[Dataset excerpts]
§
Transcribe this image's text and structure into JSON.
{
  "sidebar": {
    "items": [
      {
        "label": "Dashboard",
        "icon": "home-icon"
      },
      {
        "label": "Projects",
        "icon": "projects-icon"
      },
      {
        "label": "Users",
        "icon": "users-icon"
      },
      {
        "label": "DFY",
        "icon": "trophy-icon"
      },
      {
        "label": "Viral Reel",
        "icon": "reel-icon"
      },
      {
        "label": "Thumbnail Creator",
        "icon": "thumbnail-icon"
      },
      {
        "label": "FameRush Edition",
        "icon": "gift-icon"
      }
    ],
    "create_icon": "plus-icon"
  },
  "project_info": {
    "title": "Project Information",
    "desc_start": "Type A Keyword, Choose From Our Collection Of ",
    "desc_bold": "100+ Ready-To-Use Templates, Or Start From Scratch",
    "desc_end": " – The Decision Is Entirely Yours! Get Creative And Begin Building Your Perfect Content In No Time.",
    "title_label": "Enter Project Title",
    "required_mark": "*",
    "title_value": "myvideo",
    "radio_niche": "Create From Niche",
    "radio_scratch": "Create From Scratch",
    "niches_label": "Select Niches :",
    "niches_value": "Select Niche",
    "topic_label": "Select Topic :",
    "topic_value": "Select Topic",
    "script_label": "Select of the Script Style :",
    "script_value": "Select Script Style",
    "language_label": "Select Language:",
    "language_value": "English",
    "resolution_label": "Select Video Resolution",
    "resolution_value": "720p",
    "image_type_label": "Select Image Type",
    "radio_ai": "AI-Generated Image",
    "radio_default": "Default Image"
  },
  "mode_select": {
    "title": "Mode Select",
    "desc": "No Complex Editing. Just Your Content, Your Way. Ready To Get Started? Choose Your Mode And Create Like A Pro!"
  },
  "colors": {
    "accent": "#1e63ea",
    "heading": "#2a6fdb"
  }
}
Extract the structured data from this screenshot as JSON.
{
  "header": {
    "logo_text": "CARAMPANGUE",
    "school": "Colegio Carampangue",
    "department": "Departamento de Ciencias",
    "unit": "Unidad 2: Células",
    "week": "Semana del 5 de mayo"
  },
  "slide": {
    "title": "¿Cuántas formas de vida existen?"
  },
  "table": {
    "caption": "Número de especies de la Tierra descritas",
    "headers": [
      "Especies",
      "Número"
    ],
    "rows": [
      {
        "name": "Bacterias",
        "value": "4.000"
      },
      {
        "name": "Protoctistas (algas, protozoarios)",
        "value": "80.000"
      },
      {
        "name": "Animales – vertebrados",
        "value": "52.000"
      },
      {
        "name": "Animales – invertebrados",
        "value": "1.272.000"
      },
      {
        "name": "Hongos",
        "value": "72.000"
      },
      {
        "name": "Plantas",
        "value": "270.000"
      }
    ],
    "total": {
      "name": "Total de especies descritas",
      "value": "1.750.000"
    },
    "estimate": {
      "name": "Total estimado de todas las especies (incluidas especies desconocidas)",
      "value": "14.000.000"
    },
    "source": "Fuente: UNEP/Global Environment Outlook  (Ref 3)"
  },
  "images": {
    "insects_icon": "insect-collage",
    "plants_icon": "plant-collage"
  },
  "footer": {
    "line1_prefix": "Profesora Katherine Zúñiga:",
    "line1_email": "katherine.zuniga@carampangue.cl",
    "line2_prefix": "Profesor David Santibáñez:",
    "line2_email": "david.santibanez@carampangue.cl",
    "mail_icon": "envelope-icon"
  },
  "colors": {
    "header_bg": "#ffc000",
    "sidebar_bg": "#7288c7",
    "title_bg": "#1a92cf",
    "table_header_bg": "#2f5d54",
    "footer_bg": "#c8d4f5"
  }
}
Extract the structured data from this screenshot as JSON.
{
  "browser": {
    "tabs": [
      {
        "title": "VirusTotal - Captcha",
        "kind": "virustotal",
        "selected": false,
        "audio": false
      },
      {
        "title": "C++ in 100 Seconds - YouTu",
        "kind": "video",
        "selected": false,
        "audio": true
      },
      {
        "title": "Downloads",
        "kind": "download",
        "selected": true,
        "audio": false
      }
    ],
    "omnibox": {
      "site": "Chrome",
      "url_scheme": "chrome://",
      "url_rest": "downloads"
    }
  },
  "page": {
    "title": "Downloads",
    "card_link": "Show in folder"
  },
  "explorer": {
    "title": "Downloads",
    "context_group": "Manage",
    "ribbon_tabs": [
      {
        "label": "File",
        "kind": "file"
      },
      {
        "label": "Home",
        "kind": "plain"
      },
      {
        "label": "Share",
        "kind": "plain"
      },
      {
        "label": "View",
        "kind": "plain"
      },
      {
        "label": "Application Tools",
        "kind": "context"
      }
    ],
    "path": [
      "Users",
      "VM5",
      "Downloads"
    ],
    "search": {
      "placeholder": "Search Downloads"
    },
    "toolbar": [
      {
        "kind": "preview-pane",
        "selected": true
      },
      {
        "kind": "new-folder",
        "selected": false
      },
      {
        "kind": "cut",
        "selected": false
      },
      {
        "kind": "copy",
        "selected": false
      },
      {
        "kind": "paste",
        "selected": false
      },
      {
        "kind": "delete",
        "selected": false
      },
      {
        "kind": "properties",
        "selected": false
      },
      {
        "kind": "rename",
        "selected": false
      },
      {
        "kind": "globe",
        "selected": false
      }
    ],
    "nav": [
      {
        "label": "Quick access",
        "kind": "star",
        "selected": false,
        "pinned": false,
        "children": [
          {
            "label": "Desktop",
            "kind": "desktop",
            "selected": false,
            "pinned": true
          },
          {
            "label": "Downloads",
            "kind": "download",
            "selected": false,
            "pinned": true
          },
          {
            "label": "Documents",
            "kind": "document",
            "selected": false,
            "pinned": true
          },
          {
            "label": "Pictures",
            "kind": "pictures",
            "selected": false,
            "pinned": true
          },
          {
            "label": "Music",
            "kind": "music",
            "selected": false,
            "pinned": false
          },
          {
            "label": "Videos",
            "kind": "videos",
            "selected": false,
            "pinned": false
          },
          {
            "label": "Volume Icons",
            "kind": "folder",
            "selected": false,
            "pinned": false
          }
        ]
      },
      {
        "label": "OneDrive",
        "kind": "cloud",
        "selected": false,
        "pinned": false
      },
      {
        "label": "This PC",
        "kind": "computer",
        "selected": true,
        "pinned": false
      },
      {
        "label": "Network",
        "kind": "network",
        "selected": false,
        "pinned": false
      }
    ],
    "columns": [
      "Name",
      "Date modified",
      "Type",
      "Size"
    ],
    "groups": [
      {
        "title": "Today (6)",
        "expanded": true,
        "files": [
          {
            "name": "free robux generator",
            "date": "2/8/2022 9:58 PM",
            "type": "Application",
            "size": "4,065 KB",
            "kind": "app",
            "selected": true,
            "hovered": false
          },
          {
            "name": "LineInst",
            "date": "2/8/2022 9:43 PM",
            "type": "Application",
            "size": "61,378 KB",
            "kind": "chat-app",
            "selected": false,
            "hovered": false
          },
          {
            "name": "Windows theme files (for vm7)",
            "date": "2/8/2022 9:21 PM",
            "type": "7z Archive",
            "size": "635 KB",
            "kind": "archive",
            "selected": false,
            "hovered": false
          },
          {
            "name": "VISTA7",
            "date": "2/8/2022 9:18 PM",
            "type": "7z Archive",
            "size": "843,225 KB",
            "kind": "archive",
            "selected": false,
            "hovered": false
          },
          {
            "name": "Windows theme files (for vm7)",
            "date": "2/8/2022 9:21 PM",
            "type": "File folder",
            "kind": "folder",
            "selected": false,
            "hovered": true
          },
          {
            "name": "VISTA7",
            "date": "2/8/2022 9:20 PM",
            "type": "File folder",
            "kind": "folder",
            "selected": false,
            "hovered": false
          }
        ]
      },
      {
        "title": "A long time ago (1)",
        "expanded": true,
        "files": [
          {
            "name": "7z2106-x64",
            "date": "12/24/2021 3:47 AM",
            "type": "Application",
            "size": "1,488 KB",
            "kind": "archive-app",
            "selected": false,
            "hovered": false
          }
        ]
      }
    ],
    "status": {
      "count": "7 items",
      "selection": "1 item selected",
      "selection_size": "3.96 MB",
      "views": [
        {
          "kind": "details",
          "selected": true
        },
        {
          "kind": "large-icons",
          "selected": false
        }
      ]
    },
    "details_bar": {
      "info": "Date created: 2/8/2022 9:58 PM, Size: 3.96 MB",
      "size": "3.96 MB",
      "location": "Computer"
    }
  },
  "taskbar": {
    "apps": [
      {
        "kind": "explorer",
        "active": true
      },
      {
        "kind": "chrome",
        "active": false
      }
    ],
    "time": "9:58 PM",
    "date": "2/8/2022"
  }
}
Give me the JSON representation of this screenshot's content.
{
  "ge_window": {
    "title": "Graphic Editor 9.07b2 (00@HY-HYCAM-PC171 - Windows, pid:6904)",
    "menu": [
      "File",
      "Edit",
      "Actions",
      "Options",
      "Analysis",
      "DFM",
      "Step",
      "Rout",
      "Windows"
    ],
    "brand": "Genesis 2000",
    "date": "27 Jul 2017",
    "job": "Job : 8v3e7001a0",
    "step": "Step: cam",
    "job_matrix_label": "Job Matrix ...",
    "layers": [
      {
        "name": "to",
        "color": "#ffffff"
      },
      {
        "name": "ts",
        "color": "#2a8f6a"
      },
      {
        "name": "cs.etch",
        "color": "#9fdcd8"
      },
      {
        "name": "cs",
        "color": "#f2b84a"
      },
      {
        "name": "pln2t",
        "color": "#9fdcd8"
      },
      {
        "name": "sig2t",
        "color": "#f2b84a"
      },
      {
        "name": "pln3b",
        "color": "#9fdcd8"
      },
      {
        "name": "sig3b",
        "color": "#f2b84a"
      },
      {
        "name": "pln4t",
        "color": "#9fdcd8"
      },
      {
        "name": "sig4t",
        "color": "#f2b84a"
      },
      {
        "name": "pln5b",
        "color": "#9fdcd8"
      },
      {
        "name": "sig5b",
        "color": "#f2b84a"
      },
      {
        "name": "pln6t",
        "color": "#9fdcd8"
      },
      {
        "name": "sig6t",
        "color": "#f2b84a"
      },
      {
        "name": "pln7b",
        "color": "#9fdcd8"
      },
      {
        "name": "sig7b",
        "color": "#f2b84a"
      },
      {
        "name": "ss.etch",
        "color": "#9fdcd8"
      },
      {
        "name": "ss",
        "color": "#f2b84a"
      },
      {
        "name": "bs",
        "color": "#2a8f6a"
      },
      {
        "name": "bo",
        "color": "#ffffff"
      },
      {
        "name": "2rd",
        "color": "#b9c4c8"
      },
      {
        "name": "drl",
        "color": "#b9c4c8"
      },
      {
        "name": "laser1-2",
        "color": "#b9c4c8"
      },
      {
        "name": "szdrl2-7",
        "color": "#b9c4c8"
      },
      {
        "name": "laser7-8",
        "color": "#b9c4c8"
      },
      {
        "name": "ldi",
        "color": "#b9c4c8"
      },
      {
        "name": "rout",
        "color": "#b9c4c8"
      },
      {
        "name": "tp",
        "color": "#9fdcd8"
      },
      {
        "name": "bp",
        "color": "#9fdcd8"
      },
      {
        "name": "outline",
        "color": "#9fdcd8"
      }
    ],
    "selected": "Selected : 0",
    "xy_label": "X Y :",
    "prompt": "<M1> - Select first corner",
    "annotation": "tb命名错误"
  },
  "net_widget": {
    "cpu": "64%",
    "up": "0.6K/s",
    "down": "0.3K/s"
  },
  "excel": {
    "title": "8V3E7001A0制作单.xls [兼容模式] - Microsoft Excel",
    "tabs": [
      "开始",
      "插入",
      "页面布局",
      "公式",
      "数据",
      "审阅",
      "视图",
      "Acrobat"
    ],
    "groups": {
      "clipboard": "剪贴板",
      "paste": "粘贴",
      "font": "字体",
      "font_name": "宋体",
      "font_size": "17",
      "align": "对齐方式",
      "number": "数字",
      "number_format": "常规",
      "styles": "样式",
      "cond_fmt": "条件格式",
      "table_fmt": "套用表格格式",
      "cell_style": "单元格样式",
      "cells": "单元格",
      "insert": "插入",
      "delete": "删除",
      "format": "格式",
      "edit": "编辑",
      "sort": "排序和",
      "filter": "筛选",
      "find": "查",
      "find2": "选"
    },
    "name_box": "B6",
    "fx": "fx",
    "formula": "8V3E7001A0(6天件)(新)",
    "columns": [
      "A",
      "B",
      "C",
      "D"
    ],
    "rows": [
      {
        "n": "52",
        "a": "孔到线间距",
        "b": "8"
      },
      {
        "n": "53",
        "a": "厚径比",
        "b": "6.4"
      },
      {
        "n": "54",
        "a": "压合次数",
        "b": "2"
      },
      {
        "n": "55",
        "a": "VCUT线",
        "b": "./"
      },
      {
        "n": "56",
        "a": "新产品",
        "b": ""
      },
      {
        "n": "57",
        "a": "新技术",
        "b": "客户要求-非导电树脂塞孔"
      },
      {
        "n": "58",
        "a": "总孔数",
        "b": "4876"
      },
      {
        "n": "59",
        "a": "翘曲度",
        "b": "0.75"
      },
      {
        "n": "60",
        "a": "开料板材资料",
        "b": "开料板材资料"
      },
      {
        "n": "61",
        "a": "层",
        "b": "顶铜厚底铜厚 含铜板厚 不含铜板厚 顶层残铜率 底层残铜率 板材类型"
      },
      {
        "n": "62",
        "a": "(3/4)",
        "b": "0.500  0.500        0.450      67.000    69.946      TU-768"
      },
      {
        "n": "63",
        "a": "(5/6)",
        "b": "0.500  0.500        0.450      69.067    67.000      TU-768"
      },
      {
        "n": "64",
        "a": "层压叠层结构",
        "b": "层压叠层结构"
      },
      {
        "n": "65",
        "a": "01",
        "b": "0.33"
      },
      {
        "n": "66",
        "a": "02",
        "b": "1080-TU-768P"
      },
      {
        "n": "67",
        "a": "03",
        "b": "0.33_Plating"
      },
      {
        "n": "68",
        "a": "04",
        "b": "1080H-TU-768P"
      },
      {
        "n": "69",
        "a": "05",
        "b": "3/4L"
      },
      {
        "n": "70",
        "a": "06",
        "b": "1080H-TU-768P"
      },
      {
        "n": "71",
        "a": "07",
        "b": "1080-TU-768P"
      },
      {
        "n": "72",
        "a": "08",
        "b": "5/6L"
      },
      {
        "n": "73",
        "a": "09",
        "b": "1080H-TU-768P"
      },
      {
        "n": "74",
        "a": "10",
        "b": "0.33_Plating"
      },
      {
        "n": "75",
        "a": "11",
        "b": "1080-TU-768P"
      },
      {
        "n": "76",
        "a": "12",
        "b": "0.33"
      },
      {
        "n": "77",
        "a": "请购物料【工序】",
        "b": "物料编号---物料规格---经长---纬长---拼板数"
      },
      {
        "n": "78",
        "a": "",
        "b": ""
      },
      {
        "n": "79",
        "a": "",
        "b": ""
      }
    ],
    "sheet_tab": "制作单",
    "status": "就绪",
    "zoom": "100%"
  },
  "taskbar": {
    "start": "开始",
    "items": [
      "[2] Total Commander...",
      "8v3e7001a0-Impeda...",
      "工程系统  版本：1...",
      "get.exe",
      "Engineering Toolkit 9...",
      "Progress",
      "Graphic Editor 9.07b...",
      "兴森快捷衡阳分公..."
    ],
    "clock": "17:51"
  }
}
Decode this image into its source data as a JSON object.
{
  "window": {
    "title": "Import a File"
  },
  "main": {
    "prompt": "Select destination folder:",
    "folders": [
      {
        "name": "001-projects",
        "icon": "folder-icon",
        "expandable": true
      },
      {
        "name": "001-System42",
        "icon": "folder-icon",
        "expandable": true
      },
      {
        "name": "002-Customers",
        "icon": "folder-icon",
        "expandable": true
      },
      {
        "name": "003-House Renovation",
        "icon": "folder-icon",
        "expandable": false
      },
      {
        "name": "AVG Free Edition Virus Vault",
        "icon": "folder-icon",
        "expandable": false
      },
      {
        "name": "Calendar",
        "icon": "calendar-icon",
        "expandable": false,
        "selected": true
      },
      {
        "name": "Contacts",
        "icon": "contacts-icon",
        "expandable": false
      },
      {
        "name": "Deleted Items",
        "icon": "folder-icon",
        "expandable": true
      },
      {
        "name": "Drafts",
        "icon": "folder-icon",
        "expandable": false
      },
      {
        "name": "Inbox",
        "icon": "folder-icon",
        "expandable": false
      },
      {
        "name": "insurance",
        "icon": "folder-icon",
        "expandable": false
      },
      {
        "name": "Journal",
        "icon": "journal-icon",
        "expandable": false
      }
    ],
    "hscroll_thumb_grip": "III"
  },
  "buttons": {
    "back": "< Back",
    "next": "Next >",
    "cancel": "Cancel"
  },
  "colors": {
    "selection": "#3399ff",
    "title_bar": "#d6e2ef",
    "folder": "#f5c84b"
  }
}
§
> _To do_
From the records above, return each line where "JSON" occurs.

> _Output below_
Transcribe this image's text and structure into JSON.
Extract the structured data from this screenshot as JSON.
Extract the structured data from this screenshot as JSON.
Give me the JSON representation of this screenshot's content.
Decode this image into its source data as a JSON object.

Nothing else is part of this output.